Data in this exercise ->

━━━

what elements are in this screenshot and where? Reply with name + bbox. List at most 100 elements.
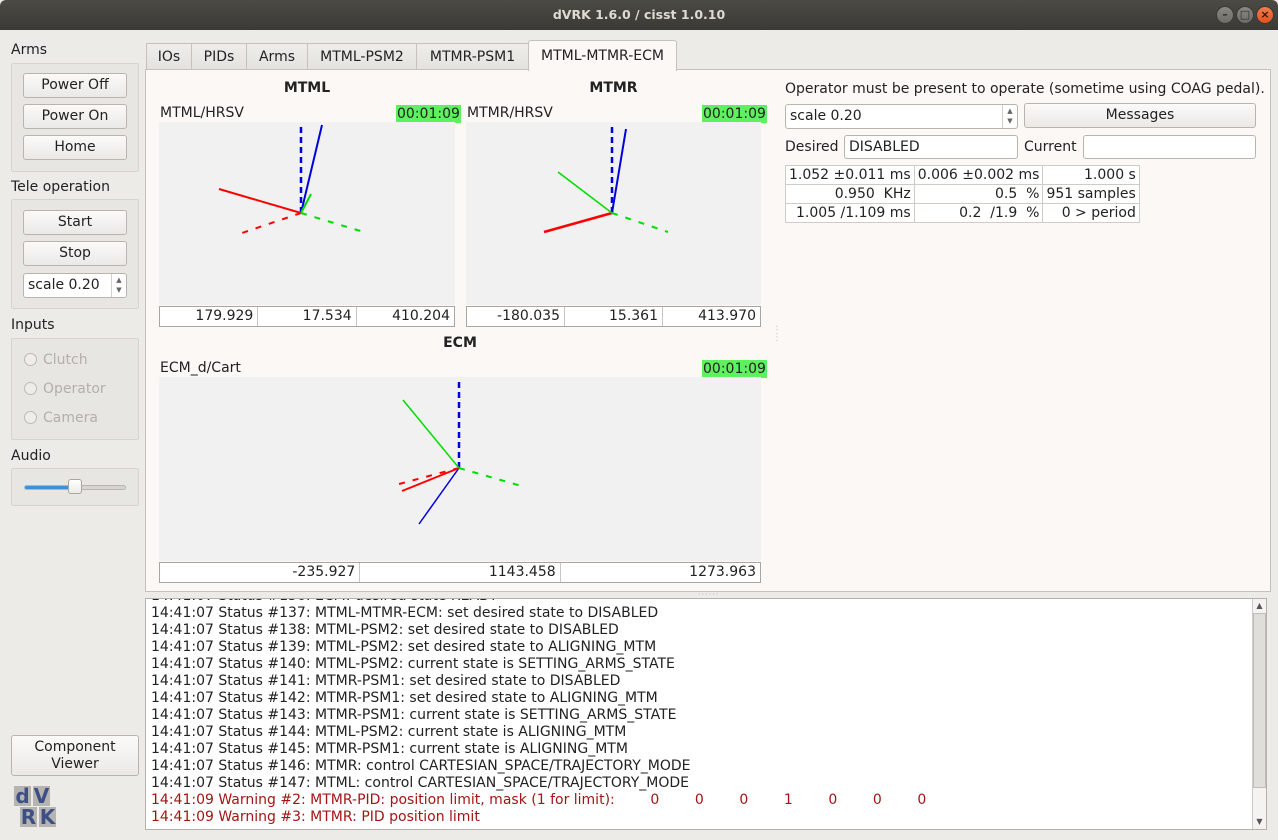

━━━

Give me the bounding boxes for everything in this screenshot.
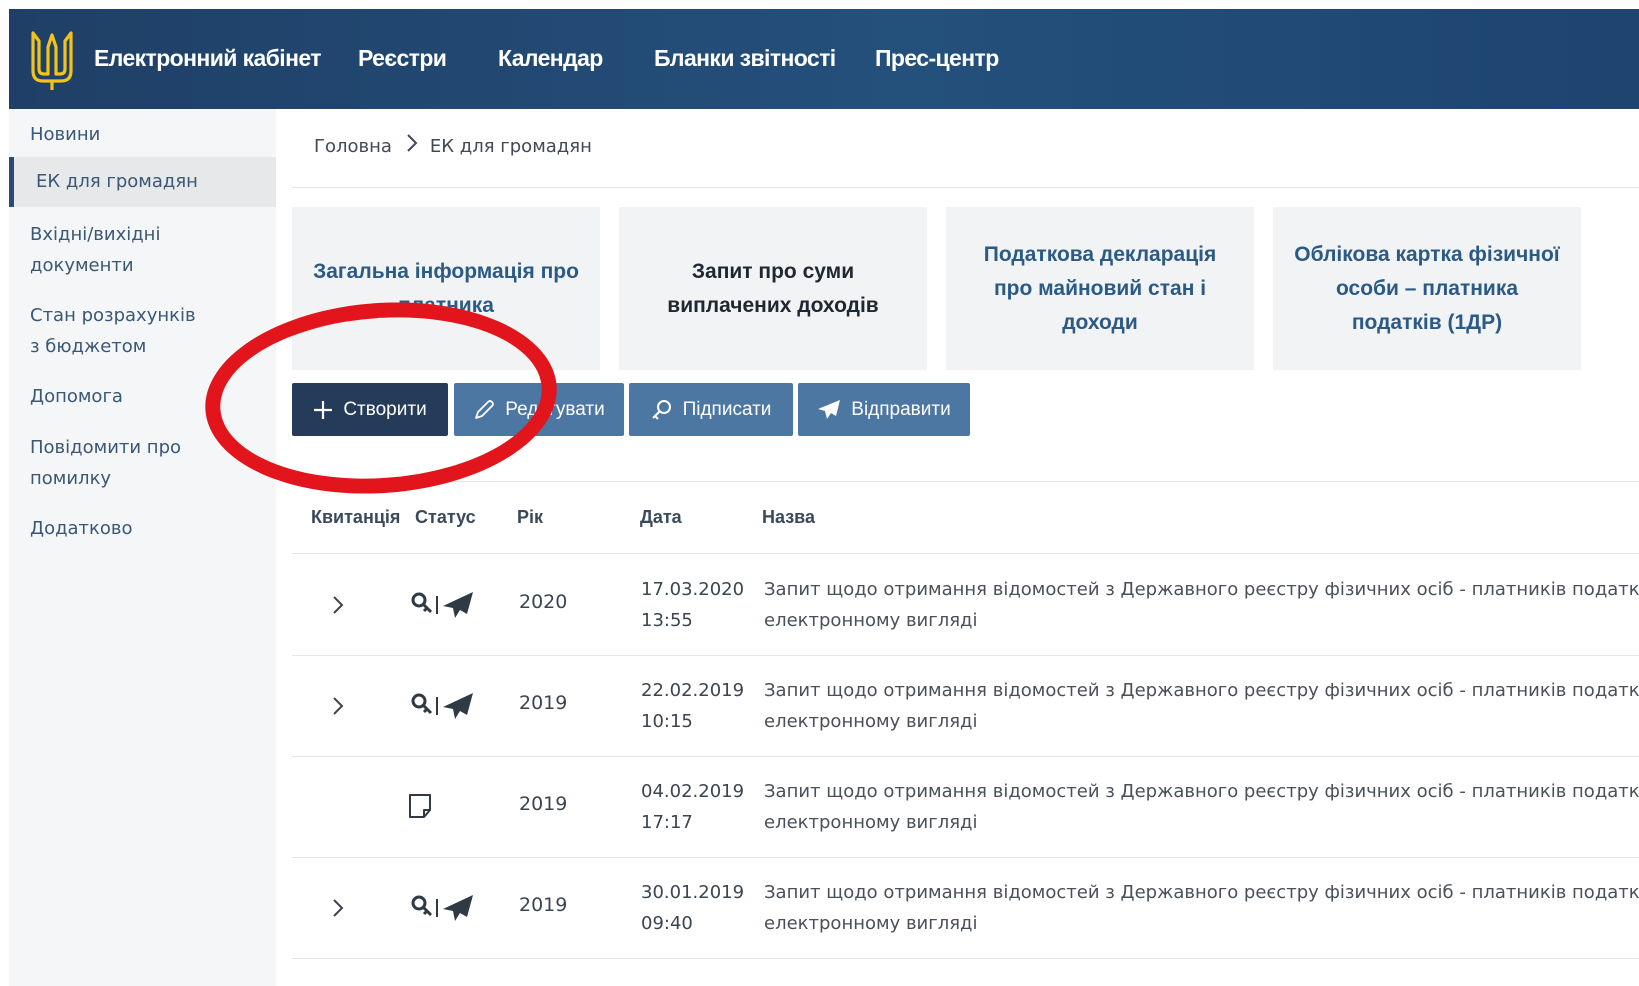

━━━

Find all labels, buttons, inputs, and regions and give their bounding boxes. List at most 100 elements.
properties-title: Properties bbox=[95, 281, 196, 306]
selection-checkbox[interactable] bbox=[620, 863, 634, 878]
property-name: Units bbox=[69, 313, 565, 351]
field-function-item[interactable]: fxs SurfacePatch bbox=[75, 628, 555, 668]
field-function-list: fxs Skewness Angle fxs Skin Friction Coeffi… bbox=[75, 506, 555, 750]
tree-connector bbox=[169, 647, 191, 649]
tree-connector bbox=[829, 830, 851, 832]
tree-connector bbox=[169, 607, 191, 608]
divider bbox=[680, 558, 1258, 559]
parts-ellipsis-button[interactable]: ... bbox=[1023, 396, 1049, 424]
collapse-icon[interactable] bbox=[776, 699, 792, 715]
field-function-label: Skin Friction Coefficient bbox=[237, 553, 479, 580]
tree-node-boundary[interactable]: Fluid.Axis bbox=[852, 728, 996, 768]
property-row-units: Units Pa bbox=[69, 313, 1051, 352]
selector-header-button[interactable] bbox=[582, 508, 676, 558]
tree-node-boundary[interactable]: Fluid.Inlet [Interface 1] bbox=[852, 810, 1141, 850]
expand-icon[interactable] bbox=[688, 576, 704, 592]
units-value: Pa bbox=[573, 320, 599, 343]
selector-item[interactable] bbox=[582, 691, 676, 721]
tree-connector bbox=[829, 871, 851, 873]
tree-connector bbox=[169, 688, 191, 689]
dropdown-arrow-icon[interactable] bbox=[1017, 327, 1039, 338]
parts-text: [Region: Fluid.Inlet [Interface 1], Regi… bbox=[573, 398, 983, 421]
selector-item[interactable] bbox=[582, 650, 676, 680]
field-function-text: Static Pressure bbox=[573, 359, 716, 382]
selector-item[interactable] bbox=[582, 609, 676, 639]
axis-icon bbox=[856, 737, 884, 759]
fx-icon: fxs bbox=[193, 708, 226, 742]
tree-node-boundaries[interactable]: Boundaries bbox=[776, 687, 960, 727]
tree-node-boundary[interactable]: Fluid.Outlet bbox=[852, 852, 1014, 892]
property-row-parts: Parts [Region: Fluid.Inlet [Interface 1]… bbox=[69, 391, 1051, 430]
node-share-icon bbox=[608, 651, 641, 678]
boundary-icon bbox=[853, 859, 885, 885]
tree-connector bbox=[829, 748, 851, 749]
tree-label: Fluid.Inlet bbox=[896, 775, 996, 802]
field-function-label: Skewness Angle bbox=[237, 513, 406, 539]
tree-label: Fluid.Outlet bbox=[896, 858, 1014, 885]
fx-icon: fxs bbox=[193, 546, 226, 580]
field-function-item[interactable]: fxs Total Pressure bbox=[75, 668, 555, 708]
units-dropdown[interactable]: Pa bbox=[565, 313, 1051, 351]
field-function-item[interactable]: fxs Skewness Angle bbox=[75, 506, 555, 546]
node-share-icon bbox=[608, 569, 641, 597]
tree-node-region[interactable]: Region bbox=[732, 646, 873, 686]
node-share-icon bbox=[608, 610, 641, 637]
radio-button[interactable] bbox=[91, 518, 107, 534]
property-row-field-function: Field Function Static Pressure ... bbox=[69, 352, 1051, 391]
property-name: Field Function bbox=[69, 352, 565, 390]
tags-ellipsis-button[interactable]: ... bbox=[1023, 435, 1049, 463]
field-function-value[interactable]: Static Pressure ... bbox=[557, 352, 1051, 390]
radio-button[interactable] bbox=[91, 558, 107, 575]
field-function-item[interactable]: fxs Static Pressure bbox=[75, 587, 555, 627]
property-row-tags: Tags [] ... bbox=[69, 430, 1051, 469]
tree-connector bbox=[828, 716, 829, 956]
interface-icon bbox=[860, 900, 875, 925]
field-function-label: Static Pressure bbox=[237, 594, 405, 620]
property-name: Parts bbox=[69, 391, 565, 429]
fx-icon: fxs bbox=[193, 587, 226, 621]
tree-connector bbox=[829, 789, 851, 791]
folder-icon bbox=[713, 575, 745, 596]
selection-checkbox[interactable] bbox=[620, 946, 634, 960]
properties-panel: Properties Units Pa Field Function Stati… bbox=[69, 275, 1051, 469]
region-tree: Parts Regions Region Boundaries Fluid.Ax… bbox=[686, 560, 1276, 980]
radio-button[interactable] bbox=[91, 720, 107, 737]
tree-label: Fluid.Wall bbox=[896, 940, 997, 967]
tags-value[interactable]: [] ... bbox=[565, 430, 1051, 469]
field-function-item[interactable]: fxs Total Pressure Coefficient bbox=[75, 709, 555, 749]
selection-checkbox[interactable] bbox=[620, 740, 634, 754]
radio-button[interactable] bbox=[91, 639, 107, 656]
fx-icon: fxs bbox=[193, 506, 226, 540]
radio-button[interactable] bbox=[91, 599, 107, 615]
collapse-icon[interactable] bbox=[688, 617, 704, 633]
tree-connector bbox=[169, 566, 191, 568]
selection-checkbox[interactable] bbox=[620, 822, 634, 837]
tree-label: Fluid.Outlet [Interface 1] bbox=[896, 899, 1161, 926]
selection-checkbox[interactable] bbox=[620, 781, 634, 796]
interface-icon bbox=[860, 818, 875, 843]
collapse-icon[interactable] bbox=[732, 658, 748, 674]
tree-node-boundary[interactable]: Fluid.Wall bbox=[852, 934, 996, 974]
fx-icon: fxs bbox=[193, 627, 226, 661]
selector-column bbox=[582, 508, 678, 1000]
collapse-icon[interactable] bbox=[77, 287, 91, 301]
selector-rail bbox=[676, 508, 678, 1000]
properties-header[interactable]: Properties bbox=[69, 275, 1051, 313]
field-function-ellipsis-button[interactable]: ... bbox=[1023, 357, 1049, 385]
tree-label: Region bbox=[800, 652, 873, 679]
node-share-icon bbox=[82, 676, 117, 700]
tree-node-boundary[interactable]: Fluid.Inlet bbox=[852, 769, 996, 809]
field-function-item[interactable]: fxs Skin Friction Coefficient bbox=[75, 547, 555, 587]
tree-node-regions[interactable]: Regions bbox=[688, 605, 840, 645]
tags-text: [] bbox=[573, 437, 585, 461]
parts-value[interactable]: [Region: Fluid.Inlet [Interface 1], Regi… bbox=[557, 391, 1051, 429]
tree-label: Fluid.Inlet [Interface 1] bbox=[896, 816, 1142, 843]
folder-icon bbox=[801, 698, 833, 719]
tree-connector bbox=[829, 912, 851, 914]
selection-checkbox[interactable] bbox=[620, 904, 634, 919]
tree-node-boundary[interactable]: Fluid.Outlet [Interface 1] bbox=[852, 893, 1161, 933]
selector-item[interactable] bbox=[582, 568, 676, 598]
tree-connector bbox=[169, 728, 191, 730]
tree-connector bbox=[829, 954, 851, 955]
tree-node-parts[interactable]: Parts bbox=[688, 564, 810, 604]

━━━

Requirements -> Copy out the entries word for word, from the line with "Find all labels, buttons, inputs, and" to the line with "fx-icon: fxs bbox=[193, 708, 226, 742]", including both of those lines.

Written reply ->
Find all labels, buttons, inputs, and regions and give their bounding boxes. List at most 100 elements.
properties-title: Properties bbox=[95, 281, 196, 306]
selection-checkbox[interactable] bbox=[620, 863, 634, 878]
property-name: Units bbox=[69, 313, 565, 351]
field-function-item[interactable]: fxs SurfacePatch bbox=[75, 628, 555, 668]
field-function-list: fxs Skewness Angle fxs Skin Friction Coeffi… bbox=[75, 506, 555, 750]
tree-connector bbox=[169, 647, 191, 649]
tree-connector bbox=[829, 830, 851, 832]
tree-connector bbox=[169, 607, 191, 608]
divider bbox=[680, 558, 1258, 559]
parts-ellipsis-button[interactable]: ... bbox=[1023, 396, 1049, 424]
collapse-icon[interactable] bbox=[776, 699, 792, 715]
field-function-label: Skin Friction Coefficient bbox=[237, 553, 479, 580]
tree-node-boundary[interactable]: Fluid.Axis bbox=[852, 728, 996, 768]
property-row-units: Units Pa bbox=[69, 313, 1051, 352]
selector-header-button[interactable] bbox=[582, 508, 676, 558]
tree-node-boundary[interactable]: Fluid.Inlet [Interface 1] bbox=[852, 810, 1141, 850]
expand-icon[interactable] bbox=[688, 576, 704, 592]
units-value: Pa bbox=[573, 320, 599, 343]
selector-item[interactable] bbox=[582, 691, 676, 721]
tree-connector bbox=[829, 871, 851, 873]
tree-connector bbox=[169, 688, 191, 689]
dropdown-arrow-icon[interactable] bbox=[1017, 327, 1039, 338]
parts-text: [Region: Fluid.Inlet [Interface 1], Regi… bbox=[573, 398, 983, 421]
selector-item[interactable] bbox=[582, 650, 676, 680]
field-function-text: Static Pressure bbox=[573, 359, 716, 382]
selector-item[interactable] bbox=[582, 609, 676, 639]
axis-icon bbox=[856, 737, 884, 759]
fx-icon: fxs bbox=[193, 708, 226, 742]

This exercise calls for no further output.